## Start Record list

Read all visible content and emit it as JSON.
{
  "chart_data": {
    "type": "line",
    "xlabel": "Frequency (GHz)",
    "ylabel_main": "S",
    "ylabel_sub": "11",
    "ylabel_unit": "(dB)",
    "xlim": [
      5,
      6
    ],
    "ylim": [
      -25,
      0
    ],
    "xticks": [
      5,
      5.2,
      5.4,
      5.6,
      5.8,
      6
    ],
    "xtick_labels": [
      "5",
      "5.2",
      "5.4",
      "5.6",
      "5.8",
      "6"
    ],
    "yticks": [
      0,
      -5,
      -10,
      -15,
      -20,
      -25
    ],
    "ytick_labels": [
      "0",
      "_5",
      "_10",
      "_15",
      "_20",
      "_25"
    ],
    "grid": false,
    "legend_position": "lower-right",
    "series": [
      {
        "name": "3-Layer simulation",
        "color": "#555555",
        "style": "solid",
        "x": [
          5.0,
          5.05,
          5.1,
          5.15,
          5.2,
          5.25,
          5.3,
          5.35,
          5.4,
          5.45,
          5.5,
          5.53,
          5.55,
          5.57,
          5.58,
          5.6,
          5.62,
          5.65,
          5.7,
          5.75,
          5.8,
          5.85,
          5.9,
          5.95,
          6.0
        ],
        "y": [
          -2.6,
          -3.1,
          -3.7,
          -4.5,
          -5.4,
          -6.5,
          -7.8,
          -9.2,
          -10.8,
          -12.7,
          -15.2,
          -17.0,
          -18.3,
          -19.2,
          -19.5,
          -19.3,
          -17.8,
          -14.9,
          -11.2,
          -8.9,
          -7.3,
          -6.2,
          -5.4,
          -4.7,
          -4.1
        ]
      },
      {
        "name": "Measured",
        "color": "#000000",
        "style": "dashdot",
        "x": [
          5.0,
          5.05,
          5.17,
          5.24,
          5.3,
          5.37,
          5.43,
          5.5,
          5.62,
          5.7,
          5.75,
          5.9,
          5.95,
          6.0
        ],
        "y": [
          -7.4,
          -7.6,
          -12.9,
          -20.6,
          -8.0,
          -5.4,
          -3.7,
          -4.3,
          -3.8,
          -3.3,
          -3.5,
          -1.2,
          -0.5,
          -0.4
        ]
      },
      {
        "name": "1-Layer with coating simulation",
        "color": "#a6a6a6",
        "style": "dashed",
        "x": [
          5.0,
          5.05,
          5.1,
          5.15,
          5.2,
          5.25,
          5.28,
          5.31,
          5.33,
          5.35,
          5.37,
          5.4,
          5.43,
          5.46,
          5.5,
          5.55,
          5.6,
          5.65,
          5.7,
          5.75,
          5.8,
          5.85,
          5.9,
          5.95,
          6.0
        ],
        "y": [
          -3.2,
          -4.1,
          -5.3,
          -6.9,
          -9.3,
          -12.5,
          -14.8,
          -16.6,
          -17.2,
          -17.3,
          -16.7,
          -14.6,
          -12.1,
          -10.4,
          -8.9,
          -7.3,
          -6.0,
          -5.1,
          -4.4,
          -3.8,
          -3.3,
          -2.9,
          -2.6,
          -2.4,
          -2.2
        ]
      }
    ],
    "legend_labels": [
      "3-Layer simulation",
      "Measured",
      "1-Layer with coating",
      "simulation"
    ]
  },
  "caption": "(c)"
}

## End Record list

> **Instructions to follow**:
Reproduce the listing above verbatim, from first line to last.

> **Finished task**:
Read all visible content and emit it as JSON.
{
  "chart_data": {
    "type": "line",
    "xlabel": "Frequency (GHz)",
    "ylabel_main": "S",
    "ylabel_sub": "11",
    "ylabel_unit": "(dB)",
    "xlim": [
      5,
      6
    ],
    "ylim": [
      -25,
      0
    ],
    "xticks": [
      5,
      5.2,
      5.4,
      5.6,
      5.8,
      6
    ],
    "xtick_labels": [
      "5",
      "5.2",
      "5.4",
      "5.6",
      "5.8",
      "6"
    ],
    "yticks": [
      0,
      -5,
      -10,
      -15,
      -20,
      -25
    ],
    "ytick_labels": [
      "0",
      "_5",
      "_10",
      "_15",
      "_20",
      "_25"
    ],
    "grid": false,
    "legend_position": "lower-right",
    "series": [
      {
        "name": "3-Layer simulation",
        "color": "#555555",
        "style": "solid",
        "x": [
          5.0,
          5.05,
          5.1,
          5.15,
          5.2,
          5.25,
          5.3,
          5.35,
          5.4,
          5.45,
          5.5,
          5.53,
          5.55,
          5.57,
          5.58,
          5.6,
          5.62,
          5.65,
          5.7,
          5.75,
          5.8,
          5.85,
          5.9,
          5.95,
          6.0
        ],
        "y": [
          -2.6,
          -3.1,
          -3.7,
          -4.5,
          -5.4,
          -6.5,
          -7.8,
          -9.2,
          -10.8,
          -12.7,
          -15.2,
          -17.0,
          -18.3,
          -19.2,
          -19.5,
          -19.3,
          -17.8,
          -14.9,
          -11.2,
          -8.9,
          -7.3,
          -6.2,
          -5.4,
          -4.7,
          -4.1
        ]
      },
      {
        "name": "Measured",
        "color": "#000000",
        "style": "dashdot",
        "x": [
          5.0,
          5.05,
          5.17,
          5.24,
          5.3,
          5.37,
          5.43,
          5.5,
          5.62,
          5.7,
          5.75,
          5.9,
          5.95,
          6.0
        ],
        "y": [
          -7.4,
          -7.6,
          -12.9,
          -20.6,
          -8.0,
          -5.4,
          -3.7,
          -4.3,
          -3.8,
          -3.3,
          -3.5,
          -1.2,
          -0.5,
          -0.4
        ]
      },
      {
        "name": "1-Layer with coating simulation",
        "color": "#a6a6a6",
        "style": "dashed",
        "x": [
          5.0,
          5.05,
          5.1,
          5.15,
          5.2,
          5.25,
          5.28,
          5.31,
          5.33,
          5.35,
          5.37,
          5.4,
          5.43,
          5.46,
          5.5,
          5.55,
          5.6,
          5.65,
          5.7,
          5.75,
          5.8,
          5.85,
          5.9,
          5.95,
          6.0
        ],
        "y": [
          -3.2,
          -4.1,
          -5.3,
          -6.9,
          -9.3,
          -12.5,
          -14.8,
          -16.6,
          -17.2,
          -17.3,
          -16.7,
          -14.6,
          -12.1,
          -10.4,
          -8.9,
          -7.3,
          -6.0,
          -5.1,
          -4.4,
          -3.8,
          -3.3,
          -2.9,
          -2.6,
          -2.4,
          -2.2
        ]
      }
    ],
    "legend_labels": [
      "3-Layer simulation",
      "Measured",
      "1-Layer with coating",
      "simulation"
    ]
  },
  "caption": "(c)"
}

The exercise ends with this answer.